◆ **Raw records**:

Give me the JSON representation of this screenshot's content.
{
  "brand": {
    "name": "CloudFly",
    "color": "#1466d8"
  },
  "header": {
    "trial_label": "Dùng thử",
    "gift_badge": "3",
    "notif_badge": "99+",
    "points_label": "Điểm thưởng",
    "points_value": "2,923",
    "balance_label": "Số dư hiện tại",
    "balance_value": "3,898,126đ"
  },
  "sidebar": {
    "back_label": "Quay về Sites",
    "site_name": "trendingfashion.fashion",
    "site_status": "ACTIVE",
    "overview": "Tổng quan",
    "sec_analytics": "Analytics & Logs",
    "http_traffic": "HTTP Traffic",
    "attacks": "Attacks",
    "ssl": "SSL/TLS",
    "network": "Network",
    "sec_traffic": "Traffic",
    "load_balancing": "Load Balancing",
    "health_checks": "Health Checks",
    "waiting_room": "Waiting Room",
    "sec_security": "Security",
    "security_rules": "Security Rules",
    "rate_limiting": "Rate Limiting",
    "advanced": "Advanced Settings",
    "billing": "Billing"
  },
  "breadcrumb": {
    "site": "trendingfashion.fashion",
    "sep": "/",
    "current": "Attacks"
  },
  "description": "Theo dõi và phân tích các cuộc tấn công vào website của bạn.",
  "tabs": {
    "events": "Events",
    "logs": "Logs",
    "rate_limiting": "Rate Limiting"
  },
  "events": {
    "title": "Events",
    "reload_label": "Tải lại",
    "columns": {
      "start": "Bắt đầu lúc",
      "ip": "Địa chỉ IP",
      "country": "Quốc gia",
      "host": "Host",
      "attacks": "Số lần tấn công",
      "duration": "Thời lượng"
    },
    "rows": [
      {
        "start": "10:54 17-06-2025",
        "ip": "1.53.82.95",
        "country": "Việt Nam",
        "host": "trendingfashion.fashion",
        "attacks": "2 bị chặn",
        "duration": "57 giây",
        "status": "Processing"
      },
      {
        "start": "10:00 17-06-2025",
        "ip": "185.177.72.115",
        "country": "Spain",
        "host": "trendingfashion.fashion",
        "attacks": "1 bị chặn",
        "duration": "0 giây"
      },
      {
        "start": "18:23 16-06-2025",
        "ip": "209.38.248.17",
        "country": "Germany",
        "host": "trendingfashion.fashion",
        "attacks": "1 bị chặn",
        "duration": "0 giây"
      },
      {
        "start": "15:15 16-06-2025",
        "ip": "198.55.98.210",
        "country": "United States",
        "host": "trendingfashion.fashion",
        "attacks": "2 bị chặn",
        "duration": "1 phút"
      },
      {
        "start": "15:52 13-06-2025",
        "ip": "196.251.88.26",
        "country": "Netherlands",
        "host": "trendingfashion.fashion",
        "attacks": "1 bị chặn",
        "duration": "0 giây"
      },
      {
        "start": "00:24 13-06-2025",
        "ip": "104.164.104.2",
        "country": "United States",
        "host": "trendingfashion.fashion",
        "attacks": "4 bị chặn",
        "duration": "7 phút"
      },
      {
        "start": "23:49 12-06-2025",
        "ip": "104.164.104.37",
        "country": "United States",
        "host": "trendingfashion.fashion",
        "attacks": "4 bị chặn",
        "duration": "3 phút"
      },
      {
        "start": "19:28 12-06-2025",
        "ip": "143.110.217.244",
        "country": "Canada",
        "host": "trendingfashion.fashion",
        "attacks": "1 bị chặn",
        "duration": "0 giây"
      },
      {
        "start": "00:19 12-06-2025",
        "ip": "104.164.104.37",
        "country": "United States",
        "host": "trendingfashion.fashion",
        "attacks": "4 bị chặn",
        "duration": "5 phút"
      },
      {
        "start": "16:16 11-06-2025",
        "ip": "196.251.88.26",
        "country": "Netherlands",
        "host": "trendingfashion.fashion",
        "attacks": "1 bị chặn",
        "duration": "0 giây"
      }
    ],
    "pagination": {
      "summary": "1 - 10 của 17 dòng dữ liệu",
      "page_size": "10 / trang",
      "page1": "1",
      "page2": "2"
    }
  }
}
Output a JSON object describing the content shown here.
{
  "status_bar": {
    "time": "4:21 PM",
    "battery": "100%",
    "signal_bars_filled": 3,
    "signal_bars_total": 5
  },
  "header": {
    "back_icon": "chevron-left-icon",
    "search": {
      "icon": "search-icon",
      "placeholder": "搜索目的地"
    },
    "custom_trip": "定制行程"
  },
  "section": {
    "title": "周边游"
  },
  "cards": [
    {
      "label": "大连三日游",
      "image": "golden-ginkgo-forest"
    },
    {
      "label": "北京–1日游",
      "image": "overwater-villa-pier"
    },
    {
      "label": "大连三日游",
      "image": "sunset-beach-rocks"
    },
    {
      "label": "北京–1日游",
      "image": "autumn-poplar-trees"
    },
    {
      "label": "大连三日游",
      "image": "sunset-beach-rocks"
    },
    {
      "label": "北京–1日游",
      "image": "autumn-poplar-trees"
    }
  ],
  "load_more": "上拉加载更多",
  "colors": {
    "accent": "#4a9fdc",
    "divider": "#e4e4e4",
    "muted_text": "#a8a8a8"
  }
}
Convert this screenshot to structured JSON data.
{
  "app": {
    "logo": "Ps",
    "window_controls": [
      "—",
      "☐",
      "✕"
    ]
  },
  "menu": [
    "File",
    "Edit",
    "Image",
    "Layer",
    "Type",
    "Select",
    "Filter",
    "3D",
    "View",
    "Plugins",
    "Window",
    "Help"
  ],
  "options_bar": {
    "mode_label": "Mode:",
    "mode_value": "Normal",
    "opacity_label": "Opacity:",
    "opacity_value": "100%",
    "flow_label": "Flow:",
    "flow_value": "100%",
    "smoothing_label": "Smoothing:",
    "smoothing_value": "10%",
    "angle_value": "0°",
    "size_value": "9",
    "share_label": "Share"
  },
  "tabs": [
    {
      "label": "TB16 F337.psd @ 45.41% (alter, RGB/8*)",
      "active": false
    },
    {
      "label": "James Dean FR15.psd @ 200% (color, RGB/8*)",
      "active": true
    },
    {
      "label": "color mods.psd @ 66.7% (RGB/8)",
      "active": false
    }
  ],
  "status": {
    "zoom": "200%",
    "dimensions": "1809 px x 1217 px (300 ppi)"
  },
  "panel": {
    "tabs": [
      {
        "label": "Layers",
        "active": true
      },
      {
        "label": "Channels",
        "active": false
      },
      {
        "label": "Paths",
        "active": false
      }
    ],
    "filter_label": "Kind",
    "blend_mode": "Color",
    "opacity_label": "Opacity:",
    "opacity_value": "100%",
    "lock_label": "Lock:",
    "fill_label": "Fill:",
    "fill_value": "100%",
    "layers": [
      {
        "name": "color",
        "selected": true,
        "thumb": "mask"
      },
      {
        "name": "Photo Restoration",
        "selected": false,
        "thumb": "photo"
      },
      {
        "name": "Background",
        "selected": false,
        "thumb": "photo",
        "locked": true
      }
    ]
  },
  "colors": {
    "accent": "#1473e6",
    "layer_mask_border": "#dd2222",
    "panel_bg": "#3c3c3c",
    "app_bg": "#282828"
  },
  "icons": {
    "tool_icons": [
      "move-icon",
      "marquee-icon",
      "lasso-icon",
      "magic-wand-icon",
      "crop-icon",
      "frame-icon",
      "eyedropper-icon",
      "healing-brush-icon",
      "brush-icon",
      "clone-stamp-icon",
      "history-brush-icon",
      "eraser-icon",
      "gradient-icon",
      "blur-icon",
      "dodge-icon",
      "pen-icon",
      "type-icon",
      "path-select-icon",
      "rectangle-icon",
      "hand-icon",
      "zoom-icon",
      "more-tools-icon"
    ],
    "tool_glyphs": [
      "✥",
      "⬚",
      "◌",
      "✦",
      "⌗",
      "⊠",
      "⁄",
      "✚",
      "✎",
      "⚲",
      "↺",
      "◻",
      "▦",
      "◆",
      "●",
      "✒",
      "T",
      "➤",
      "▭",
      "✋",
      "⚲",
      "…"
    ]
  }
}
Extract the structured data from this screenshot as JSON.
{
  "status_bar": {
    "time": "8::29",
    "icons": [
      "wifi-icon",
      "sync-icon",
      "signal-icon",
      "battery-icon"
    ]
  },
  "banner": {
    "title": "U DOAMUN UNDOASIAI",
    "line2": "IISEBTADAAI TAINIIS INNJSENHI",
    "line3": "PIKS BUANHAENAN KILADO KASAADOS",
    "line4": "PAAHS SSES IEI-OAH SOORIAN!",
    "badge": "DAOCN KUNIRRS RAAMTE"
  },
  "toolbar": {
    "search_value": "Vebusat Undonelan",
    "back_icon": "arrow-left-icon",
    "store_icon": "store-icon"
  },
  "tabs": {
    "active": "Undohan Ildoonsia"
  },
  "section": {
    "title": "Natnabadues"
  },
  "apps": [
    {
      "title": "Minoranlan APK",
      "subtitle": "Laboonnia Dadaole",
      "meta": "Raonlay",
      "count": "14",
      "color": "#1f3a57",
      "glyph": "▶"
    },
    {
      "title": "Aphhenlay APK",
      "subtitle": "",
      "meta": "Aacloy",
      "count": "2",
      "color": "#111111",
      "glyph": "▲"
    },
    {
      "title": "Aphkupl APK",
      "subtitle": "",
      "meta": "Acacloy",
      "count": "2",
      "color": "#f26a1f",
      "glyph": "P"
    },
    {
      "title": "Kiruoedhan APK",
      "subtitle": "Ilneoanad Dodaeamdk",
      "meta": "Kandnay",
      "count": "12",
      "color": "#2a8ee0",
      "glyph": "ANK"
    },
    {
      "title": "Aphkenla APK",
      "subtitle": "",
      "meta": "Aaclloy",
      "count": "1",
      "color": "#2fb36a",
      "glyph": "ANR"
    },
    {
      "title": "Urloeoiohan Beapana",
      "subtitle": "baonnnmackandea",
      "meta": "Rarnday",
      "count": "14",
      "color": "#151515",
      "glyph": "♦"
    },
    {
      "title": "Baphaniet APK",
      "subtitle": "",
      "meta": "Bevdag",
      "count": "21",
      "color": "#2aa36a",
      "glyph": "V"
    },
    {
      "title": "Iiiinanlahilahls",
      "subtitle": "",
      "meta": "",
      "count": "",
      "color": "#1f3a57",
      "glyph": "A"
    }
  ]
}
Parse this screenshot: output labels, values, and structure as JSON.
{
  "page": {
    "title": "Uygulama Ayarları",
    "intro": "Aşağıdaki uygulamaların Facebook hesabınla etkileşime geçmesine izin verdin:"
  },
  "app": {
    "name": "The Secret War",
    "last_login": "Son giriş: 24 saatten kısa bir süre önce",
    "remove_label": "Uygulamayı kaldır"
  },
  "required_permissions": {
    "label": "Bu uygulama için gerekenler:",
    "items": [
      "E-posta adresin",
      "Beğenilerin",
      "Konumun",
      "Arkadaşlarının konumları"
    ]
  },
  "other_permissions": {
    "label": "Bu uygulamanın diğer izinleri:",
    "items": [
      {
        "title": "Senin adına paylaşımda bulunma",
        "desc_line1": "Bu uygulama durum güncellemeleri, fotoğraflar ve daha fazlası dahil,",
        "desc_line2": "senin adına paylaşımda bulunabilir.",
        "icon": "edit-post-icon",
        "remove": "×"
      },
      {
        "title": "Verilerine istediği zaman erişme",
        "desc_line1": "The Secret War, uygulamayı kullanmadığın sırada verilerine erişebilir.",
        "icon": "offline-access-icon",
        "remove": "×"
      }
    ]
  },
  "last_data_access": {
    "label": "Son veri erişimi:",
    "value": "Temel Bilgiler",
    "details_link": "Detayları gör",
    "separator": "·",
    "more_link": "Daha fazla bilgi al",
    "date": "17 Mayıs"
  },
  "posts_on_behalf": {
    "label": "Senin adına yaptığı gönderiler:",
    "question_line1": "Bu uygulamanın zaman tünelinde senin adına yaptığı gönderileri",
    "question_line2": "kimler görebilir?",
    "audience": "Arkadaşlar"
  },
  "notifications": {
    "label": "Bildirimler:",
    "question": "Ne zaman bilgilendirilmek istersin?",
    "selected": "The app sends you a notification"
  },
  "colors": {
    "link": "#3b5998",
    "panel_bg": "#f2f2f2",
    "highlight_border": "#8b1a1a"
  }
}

◆ **Problem to work on**:
Reply with only the number of lines in the entries that contain the word "Traffic".

◆ **Expected output**:
2